:: Direction ::
Find the lines holding the string "homozygosity" in the data, then copy all of them.
* begin Exercise data *
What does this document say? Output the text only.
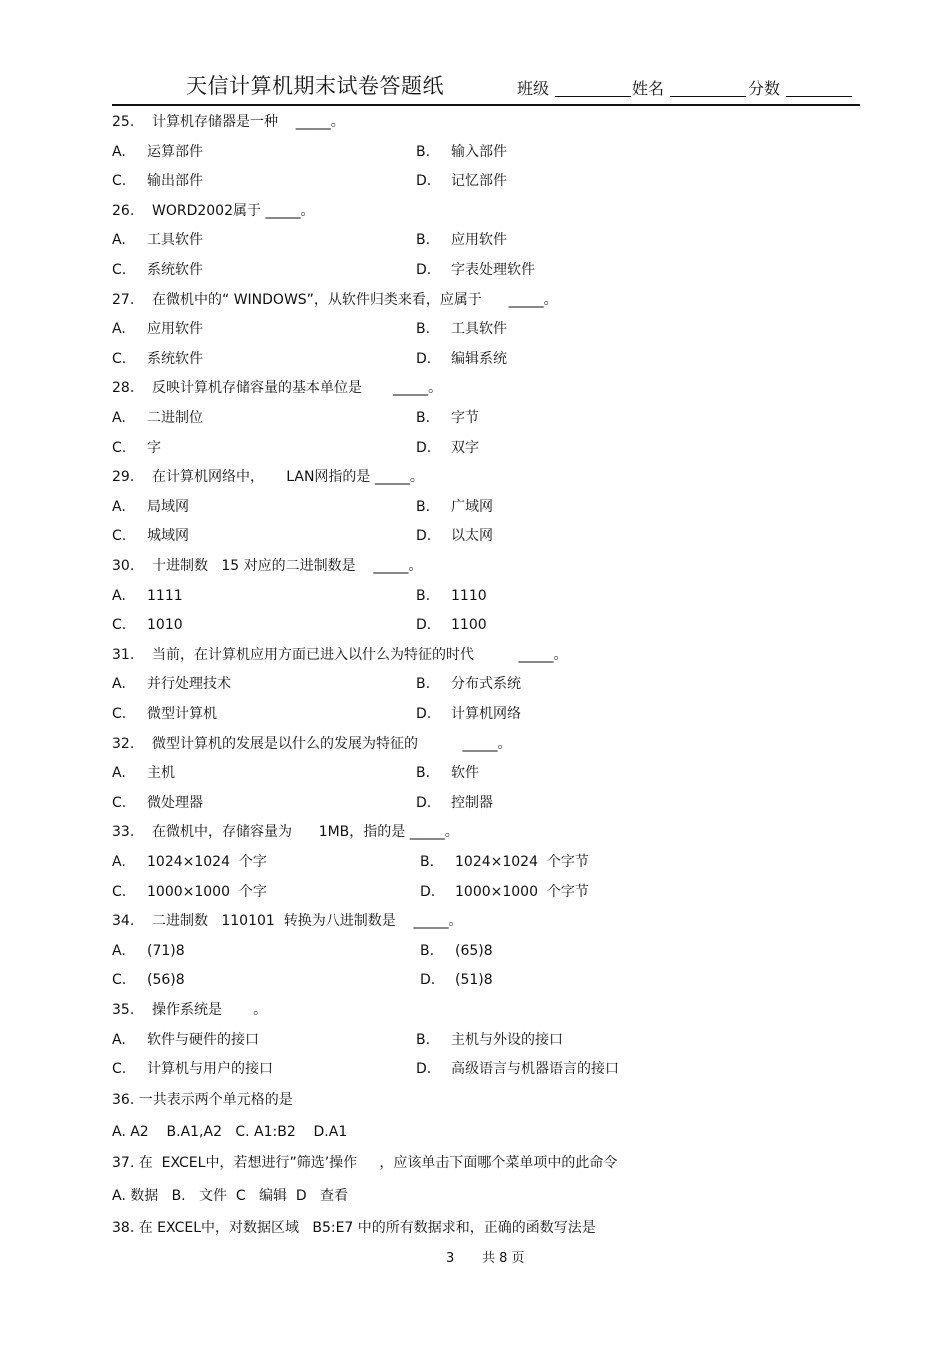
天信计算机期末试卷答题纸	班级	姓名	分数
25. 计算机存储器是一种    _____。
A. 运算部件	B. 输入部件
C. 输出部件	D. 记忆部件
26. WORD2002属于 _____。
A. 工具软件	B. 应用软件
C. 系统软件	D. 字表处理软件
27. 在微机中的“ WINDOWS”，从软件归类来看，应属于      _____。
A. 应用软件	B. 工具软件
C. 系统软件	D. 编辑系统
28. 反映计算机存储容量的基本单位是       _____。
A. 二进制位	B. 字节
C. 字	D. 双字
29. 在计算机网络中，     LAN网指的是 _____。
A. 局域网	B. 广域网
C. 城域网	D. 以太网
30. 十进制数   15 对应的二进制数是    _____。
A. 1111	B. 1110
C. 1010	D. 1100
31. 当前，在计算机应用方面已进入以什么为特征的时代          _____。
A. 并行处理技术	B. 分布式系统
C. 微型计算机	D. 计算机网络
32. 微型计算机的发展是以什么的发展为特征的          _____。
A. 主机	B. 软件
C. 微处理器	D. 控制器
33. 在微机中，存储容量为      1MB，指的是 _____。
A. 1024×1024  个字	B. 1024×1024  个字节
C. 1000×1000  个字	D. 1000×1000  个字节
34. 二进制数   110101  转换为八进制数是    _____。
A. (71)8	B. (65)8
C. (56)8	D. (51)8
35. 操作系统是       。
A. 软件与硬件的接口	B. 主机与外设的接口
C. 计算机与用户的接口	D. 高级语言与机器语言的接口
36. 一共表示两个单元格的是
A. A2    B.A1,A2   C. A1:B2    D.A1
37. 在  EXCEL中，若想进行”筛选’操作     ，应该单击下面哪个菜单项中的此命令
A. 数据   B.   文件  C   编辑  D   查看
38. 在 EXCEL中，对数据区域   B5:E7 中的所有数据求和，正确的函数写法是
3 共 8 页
* end Exercise data *
* begin Exercise data *
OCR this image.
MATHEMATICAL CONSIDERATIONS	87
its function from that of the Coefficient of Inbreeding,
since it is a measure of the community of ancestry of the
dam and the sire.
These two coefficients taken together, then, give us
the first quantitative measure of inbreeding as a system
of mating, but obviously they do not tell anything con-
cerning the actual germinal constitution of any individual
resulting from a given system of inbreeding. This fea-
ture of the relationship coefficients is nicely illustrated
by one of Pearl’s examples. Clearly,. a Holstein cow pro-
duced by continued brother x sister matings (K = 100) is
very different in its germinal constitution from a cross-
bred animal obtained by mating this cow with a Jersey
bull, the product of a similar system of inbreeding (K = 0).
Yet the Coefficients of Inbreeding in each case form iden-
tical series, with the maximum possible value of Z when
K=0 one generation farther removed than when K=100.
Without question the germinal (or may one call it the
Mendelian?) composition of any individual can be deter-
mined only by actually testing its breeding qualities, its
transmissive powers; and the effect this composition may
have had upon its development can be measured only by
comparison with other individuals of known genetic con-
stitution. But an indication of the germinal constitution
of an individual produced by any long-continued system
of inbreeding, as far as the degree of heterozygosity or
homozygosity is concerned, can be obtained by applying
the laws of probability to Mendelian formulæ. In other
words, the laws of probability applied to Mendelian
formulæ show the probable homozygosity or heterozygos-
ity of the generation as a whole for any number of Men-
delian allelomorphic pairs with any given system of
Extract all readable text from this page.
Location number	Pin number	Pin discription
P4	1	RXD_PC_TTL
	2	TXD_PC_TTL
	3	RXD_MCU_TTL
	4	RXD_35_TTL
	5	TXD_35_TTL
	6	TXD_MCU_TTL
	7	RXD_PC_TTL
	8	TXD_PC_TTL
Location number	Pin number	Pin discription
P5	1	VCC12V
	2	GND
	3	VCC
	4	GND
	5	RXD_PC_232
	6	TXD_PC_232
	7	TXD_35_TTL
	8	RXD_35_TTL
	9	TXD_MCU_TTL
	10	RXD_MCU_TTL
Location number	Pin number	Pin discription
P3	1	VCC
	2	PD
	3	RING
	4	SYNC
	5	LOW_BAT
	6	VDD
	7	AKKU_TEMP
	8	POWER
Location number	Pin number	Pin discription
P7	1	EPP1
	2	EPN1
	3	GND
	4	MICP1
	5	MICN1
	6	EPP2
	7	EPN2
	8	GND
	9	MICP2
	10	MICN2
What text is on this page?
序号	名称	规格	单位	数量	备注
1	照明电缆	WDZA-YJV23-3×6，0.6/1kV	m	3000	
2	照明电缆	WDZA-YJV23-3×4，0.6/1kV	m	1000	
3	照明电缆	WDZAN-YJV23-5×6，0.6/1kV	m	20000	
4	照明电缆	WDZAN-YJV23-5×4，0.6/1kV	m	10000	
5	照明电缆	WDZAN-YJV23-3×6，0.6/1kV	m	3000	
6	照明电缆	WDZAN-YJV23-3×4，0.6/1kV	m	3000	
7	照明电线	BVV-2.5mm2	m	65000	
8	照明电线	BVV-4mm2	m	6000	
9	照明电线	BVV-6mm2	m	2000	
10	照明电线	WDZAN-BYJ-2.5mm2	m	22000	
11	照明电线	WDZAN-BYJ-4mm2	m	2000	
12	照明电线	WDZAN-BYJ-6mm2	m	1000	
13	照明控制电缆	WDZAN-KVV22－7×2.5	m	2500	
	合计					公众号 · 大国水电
* end Exercise data *
:: Exercise answer ::
homozygosity is concerned, can be obtained by applying
formulæ show the probable homozygosity or heterozygos-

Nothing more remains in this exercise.